Request: Copy each line of the data below exactly, leaving out pictures.

Record extracts:
■ ■ ■ ■

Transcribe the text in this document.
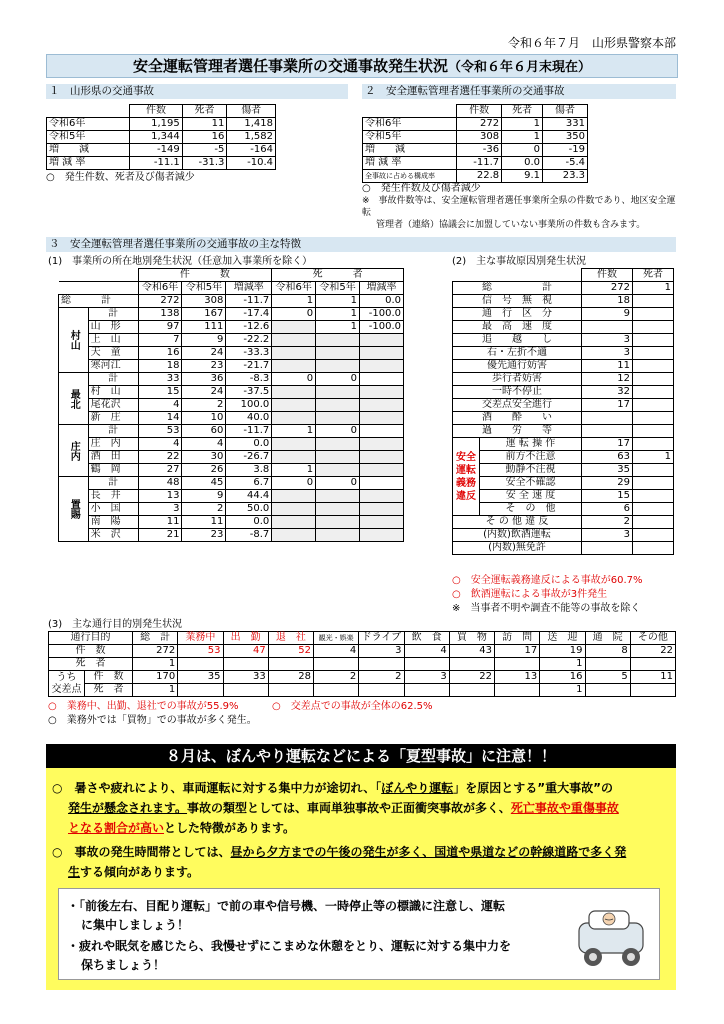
令和６年７月　山形県警察本部
安全運転管理者選任事業所の交通事故発生状況（令和６年６月末現在）
１　山形県の交通事故
	件数	死者	傷者
令和6年	1,195	11	1,418
令和5年	1,344	16	1,582
増　　減	-149	-5	-164
増 減 率	-11.1	-31.3	-10.4
○　発生件数、死者及び傷者減少
２　安全運転管理者選任事業所の交通事故
	件数	死者	傷者
令和6年	272	1	331
令和5年	308	1	350
増　　減	-36	0	-19
増 減 率	-11.7	0.0	-5.4
全事故に占める構成率	22.8	9.1	23.3
○　発生件数及び傷者減少
※　事故件数等は、安全運転管理者選任事業所全県の件数であり、地区安全運転
管理者（連絡）協議会に加盟していない事業所の件数も含みます。
３　安全運転管理者選任事業所の交通事故の主な特徴
(1)　事業所の所在地別発生状況（任意加入事業所を除く）
		件　　　数			死　　　者		
		令和6年	令和5年	増減率	令和6年	令和5年	増減率
総　　　計		272	308	-11.7	1	1	0.0
村山	計	138	167	-17.4	0	1	-100.0
	山　形	97	111	-12.6		1	-100.0
	上　山	7	9	-22.2			
	天　童	16	24	-33.3			
	寒河江	18	23	-21.7			
最北	計	33	36	-8.3	0	0	
	村　山	15	24	-37.5			
	尾花沢	4	2	100.0			
	新　庄	14	10	40.0			
庄内	計	53	60	-11.7	1	0	
	庄　内	4	4	0.0			
	酒　田	22	30	-26.7			
	鶴　岡	27	26	3.8	1		
置賜	計	48	45	6.7	0	0	
	長　井	13	9	44.4			
	小　国	3	2	50.0			
	南　陽	11	11	0.0			
	米　沢	21	23	-8.7			
(2)　主な事故原因別発生状況
		件数	死者
総　　　　　計		272	1
信　号　無　視		18	
通　行　区　分		9	
最　高　速　度			
追　　越　　し		3	
右・左折不適		3	
優先通行妨害		11	
歩行者妨害		12	
一時不停止		32	
交差点安全進行		17	
酒　　酔　　い			
過　　労　　等			
安全運転義務違反	運 転 操 作	17	
	前方不注意	63	1
	動静不注視	35	
	安全不確認	29	
	安 全 速 度	15	
	そ　の　他	6	
そ の 他 違 反		2	
(内数)飲酒運転		3	
(内数)無免許			
○　安全運転義務違反による事故が60.7%
○　飲酒運転による事故が3件発生
※　当事者不明や調査不能等の事故を除く
(3)　主な通行目的別発生状況
通行目的		総　計	業務中	出　勤	退　社	観光・娯楽	ドライブ	飲　食	買　物	訪　問	送　迎	通　院	その他
件　数		272	53	47	52	4	3	4	43	17	19	8	22
死　者		1									1		

うち
交差点	件　数	170	35	33	28	2	2	3	22	13	16	5	11
	死　者	1									1		
○　業務中、出勤、退社での事故が55.9%	○　交差点での事故が全体の62.5%
○　業務外では「買物」での事故が多く発生。
８月は、ぼんやり運転などによる「夏型事故」に注意！！
○　暑さや疲れにより、車両運転に対する集中力が途切れ、「ぼんやり運転」を原因とする”重大事故”の
発生が懸念されます。事故の類型としては、車両単独事故や正面衝突事故が多く、死亡事故や重傷事故
となる割合が高いとした特徴があります。
○　事故の発生時間帯としては、昼から夕方までの午後の発生が多く、国道や県道などの幹線道路で多く発
生する傾向があります。
・「前後左右、目配り運転」で前の車や信号機、一時停止等の標識に注意し、運転
に集中しましょう！
・疲れや眠気を感じたら、我慢せずにこまめな休憩をとり、運転に対する集中力を
保ちましょう！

■ ■ ■ ■

Expected answer:
Transcribe the text in this document.
令和６年７月　山形県警察本部
安全運転管理者選任事業所の交通事故発生状況（令和６年６月末現在）
１　山形県の交通事故
	件数	死者	傷者
令和6年	1,195	11	1,418
令和5年	1,344	16	1,582
増　　減	-149	-5	-164
増 減 率	-11.1	-31.3	-10.4
○　発生件数、死者及び傷者減少
２　安全運転管理者選任事業所の交通事故
	件数	死者	傷者
令和6年	272	1	331
令和5年	308	1	350
増　　減	-36	0	-19
増 減 率	-11.7	0.0	-5.4
全事故に占める構成率	22.8	9.1	23.3
○　発生件数及び傷者減少
※　事故件数等は、安全運転管理者選任事業所全県の件数であり、地区安全運転
管理者（連絡）協議会に加盟していない事業所の件数も含みます。
３　安全運転管理者選任事業所の交通事故の主な特徴
(1)　事業所の所在地別発生状況（任意加入事業所を除く）
		件　　　数			死　　　者		
		令和6年	令和5年	増減率	令和6年	令和5年	増減率
総　　　計		272	308	-11.7	1	1	0.0
村山	計	138	167	-17.4	0	1	-100.0
	山　形	97	111	-12.6		1	-100.0
	上　山	7	9	-22.2			
	天　童	16	24	-33.3			
	寒河江	18	23	-21.7			
最北	計	33	36	-8.3	0	0	
	村　山	15	24	-37.5			
	尾花沢	4	2	100.0			
	新　庄	14	10	40.0			
庄内	計	53	60	-11.7	1	0	
	庄　内	4	4	0.0			
	酒　田	22	30	-26.7			
	鶴　岡	27	26	3.8	1		
置賜	計	48	45	6.7	0	0	
	長　井	13	9	44.4			
	小　国	3	2	50.0			
	南　陽	11	11	0.0			
	米　沢	21	23	-8.7			
(2)　主な事故原因別発生状況
		件数	死者
総　　　　　計		272	1
信　号　無　視		18	
通　行　区　分		9	
最　高　速　度			
追　　越　　し		3	
右・左折不適		3	
優先通行妨害		11	
歩行者妨害		12	
一時不停止		32	
交差点安全進行		17	
酒　　酔　　い			
過　　労　　等			
安全運転義務違反	運 転 操 作	17	
	前方不注意	63	1
	動静不注視	35	
	安全不確認	29	
	安 全 速 度	15	
	そ　の　他	6	
そ の 他 違 反		2	
(内数)飲酒運転		3	
(内数)無免許			
○　安全運転義務違反による事故が60.7%
○　飲酒運転による事故が3件発生
※　当事者不明や調査不能等の事故を除く
(3)　主な通行目的別発生状況
通行目的		総　計	業務中	出　勤	退　社	観光・娯楽	ドライブ	飲　食	買　物	訪　問	送　迎	通　院	その他
件　数		272	53	47	52	4	3	4	43	17	19	8	22
死　者		1									1		

うち
交差点	件　数	170	35	33	28	2	2	3	22	13	16	5	11
	死　者	1									1		
○　業務中、出勤、退社での事故が55.9%	○　交差点での事故が全体の62.5%
○　業務外では「買物」での事故が多く発生。
８月は、ぼんやり運転などによる「夏型事故」に注意！！
○　暑さや疲れにより、車両運転に対する集中力が途切れ、「ぼんやり運転」を原因とする”重大事故”の
発生が懸念されます。事故の類型としては、車両単独事故や正面衝突事故が多く、死亡事故や重傷事故
となる割合が高いとした特徴があります。
○　事故の発生時間帯としては、昼から夕方までの午後の発生が多く、国道や県道などの幹線道路で多く発
生する傾向があります。
・「前後左右、目配り運転」で前の車や信号機、一時停止等の標識に注意し、運転
に集中しましょう！
・疲れや眠気を感じたら、我慢せずにこまめな休憩をとり、運転に対する集中力を
保ちましょう！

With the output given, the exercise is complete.